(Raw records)

══════════

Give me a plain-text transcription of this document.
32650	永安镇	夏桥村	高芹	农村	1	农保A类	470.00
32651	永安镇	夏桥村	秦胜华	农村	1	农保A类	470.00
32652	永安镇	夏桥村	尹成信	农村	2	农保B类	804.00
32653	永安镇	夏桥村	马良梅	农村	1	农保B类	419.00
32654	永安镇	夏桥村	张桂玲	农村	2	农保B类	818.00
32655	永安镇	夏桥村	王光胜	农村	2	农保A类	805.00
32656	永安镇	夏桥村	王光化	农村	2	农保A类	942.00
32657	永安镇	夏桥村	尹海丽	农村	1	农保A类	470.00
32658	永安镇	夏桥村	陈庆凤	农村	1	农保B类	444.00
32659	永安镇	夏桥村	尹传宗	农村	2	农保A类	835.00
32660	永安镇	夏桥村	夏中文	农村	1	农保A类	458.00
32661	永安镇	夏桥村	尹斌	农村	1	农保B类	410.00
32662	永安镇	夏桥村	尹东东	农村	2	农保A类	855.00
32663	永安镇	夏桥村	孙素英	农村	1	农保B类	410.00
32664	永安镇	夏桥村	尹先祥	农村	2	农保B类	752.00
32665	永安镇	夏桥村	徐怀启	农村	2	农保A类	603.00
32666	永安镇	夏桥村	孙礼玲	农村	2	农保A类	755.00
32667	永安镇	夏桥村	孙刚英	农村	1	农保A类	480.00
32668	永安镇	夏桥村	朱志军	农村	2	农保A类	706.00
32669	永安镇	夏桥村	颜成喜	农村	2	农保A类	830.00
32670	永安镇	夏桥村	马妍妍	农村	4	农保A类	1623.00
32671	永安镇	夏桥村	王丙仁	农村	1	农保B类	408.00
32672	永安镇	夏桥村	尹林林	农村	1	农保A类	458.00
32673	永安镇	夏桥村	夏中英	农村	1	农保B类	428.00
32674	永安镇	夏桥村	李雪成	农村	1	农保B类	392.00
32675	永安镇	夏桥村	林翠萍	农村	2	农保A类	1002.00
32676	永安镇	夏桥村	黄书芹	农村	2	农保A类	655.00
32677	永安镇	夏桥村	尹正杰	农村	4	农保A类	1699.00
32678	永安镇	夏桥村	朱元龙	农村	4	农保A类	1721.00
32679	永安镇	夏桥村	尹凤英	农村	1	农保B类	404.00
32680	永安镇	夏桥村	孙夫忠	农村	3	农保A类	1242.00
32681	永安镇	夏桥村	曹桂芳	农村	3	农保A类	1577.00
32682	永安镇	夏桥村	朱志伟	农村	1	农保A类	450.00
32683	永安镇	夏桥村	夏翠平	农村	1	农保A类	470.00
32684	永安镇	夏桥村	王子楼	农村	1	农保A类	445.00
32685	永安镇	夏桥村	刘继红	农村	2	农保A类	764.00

══════════

WHAT THIS TASK INVOLVES → Extract all of the material exactly as it is written.

WRITTEN SOLUTION →
Give me a plain-text transcription of this document.
32650	永安镇	夏桥村	高芹	农村	1	农保A类	470.00
32651	永安镇	夏桥村	秦胜华	农村	1	农保A类	470.00
32652	永安镇	夏桥村	尹成信	农村	2	农保B类	804.00
32653	永安镇	夏桥村	马良梅	农村	1	农保B类	419.00
32654	永安镇	夏桥村	张桂玲	农村	2	农保B类	818.00
32655	永安镇	夏桥村	王光胜	农村	2	农保A类	805.00
32656	永安镇	夏桥村	王光化	农村	2	农保A类	942.00
32657	永安镇	夏桥村	尹海丽	农村	1	农保A类	470.00
32658	永安镇	夏桥村	陈庆凤	农村	1	农保B类	444.00
32659	永安镇	夏桥村	尹传宗	农村	2	农保A类	835.00
32660	永安镇	夏桥村	夏中文	农村	1	农保A类	458.00
32661	永安镇	夏桥村	尹斌	农村	1	农保B类	410.00
32662	永安镇	夏桥村	尹东东	农村	2	农保A类	855.00
32663	永安镇	夏桥村	孙素英	农村	1	农保B类	410.00
32664	永安镇	夏桥村	尹先祥	农村	2	农保B类	752.00
32665	永安镇	夏桥村	徐怀启	农村	2	农保A类	603.00
32666	永安镇	夏桥村	孙礼玲	农村	2	农保A类	755.00
32667	永安镇	夏桥村	孙刚英	农村	1	农保A类	480.00
32668	永安镇	夏桥村	朱志军	农村	2	农保A类	706.00
32669	永安镇	夏桥村	颜成喜	农村	2	农保A类	830.00
32670	永安镇	夏桥村	马妍妍	农村	4	农保A类	1623.00
32671	永安镇	夏桥村	王丙仁	农村	1	农保B类	408.00
32672	永安镇	夏桥村	尹林林	农村	1	农保A类	458.00
32673	永安镇	夏桥村	夏中英	农村	1	农保B类	428.00
32674	永安镇	夏桥村	李雪成	农村	1	农保B类	392.00
32675	永安镇	夏桥村	林翠萍	农村	2	农保A类	1002.00
32676	永安镇	夏桥村	黄书芹	农村	2	农保A类	655.00
32677	永安镇	夏桥村	尹正杰	农村	4	农保A类	1699.00
32678	永安镇	夏桥村	朱元龙	农村	4	农保A类	1721.00
32679	永安镇	夏桥村	尹凤英	农村	1	农保B类	404.00
32680	永安镇	夏桥村	孙夫忠	农村	3	农保A类	1242.00
32681	永安镇	夏桥村	曹桂芳	农村	3	农保A类	1577.00
32682	永安镇	夏桥村	朱志伟	农村	1	农保A类	450.00
32683	永安镇	夏桥村	夏翠平	农村	1	农保A类	470.00
32684	永安镇	夏桥村	王子楼	农村	1	农保A类	445.00
32685	永安镇	夏桥村	刘继红	农村	2	农保A类	764.00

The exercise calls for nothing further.